■ **TO DO**
Repeat the listing word for word. No pictures belong in the copy.
· · ·
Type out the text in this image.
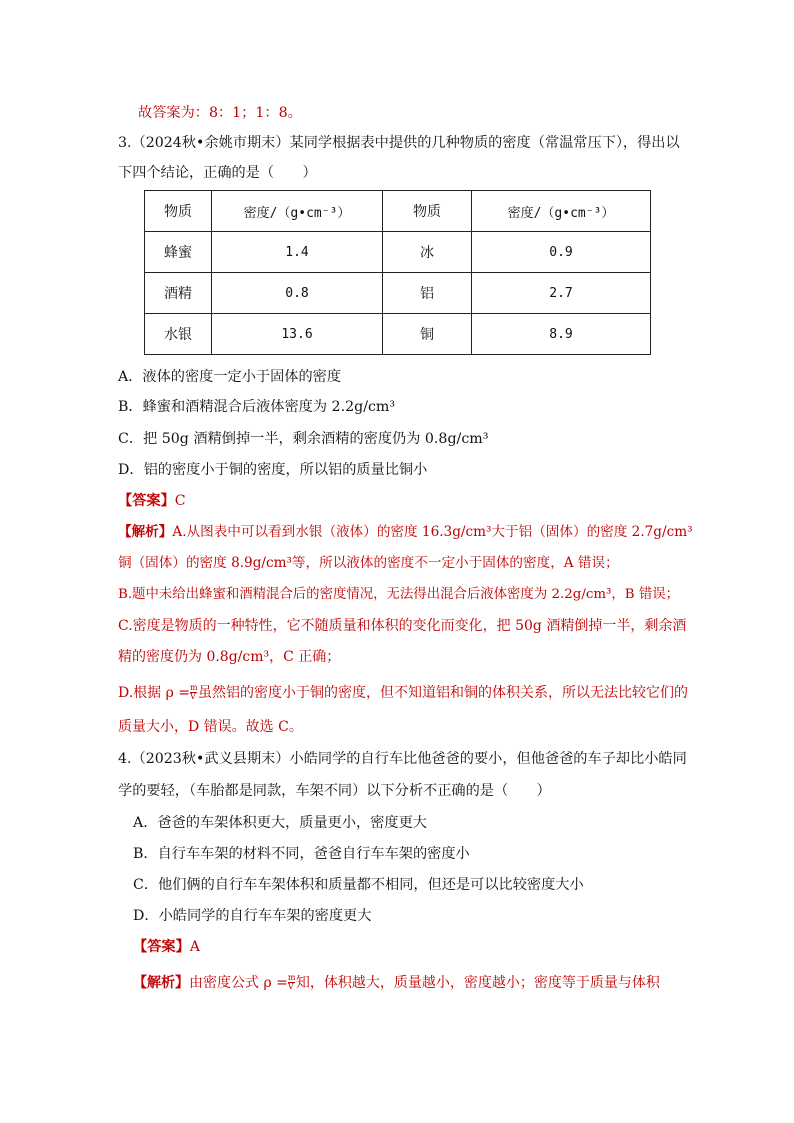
故答案为：8：1；1：8。
3.（2024秋•余姚市期末）某同学根据表中提供的几种物质的密度（常温常压下），得出以
下四个结论，正确的是（　　）
物质	密度/（g•cm⁻³）	物质	密度/（g•cm⁻³）
蜂蜜	1.4	冰	0.9
酒精	0.8	铝	2.7
水银	13.6	铜	8.9
A．液体的密度一定小于固体的密度
B．蜂蜜和酒精混合后液体密度为 2.2g/cm³
C．把 50g 酒精倒掉一半，剩余酒精的密度仍为 0.8g/cm³
D．铝的密度小于铜的密度，所以铝的质量比铜小
【答案】C
【解析】A.从图表中可以看到水银（液体）的密度 16.3g/cm³大于铝（固体）的密度 2.7g/cm³
铜（固体）的密度 8.9g/cm³等，所以液体的密度不一定小于固体的密度，A 错误；
B.题中未给出蜂蜜和酒精混合后的密度情况，无法得出混合后液体密度为 2.2g/cm³，B 错误；
C.密度是物质的一种特性，它不随质量和体积的变化而变化，把 50g 酒精倒掉一半，剩余酒
精的密度仍为 0.8g/cm³，C 正确；
D.根据 $\rho = \frac{m}{V}$ 虽然铝的密度小于铜的密度，但不知道铝和铜的体积关系，所以无法比较它们的
质量大小，D 错误。故选 C。
4.（2023秋•武义县期末）小皓同学的自行车比他爸爸的要小，但他爸爸的车子却比小皓同
学的要轻，（车胎都是同款，车架不同）以下分析不正确的是（　　）
A．爸爸的车架体积更大，质量更小，密度更大
B．自行车车架的材料不同，爸爸自行车车架的密度小
C．他们俩的自行车车架体积和质量都不相同，但还是可以比较密度大小
D．小皓同学的自行车车架的密度更大
【答案】A
【解析】由密度公式 $\rho = \frac{m}{V}$ 知，体积越大，质量越小，密度越小；密度等于质量与体积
· · ·
■ **FINAL RESULT**
Type out the text in this image.
故答案为：8：1；1：8。
3.（2024秋•余姚市期末）某同学根据表中提供的几种物质的密度（常温常压下），得出以
下四个结论，正确的是（　　）
物质	密度/（g•cm⁻³）	物质	密度/（g•cm⁻³）
蜂蜜	1.4	冰	0.9
酒精	0.8	铝	2.7
水银	13.6	铜	8.9
A．液体的密度一定小于固体的密度
B．蜂蜜和酒精混合后液体密度为 2.2g/cm³
C．把 50g 酒精倒掉一半，剩余酒精的密度仍为 0.8g/cm³
D．铝的密度小于铜的密度，所以铝的质量比铜小
【答案】C
【解析】A.从图表中可以看到水银（液体）的密度 16.3g/cm³大于铝（固体）的密度 2.7g/cm³
铜（固体）的密度 8.9g/cm³等，所以液体的密度不一定小于固体的密度，A 错误；
B.题中未给出蜂蜜和酒精混合后的密度情况，无法得出混合后液体密度为 2.2g/cm³，B 错误；
C.密度是物质的一种特性，它不随质量和体积的变化而变化，把 50g 酒精倒掉一半，剩余酒
精的密度仍为 0.8g/cm³，C 正确；
D.根据 $\rho = \frac{m}{V}$ 虽然铝的密度小于铜的密度，但不知道铝和铜的体积关系，所以无法比较它们的
质量大小，D 错误。故选 C。
4.（2023秋•武义县期末）小皓同学的自行车比他爸爸的要小，但他爸爸的车子却比小皓同
学的要轻，（车胎都是同款，车架不同）以下分析不正确的是（　　）
A．爸爸的车架体积更大，质量更小，密度更大
B．自行车车架的材料不同，爸爸自行车车架的密度小
C．他们俩的自行车车架体积和质量都不相同，但还是可以比较密度大小
D．小皓同学的自行车车架的密度更大
【答案】A
【解析】由密度公式 $\rho = \frac{m}{V}$ 知，体积越大，质量越小，密度越小；密度等于质量与体积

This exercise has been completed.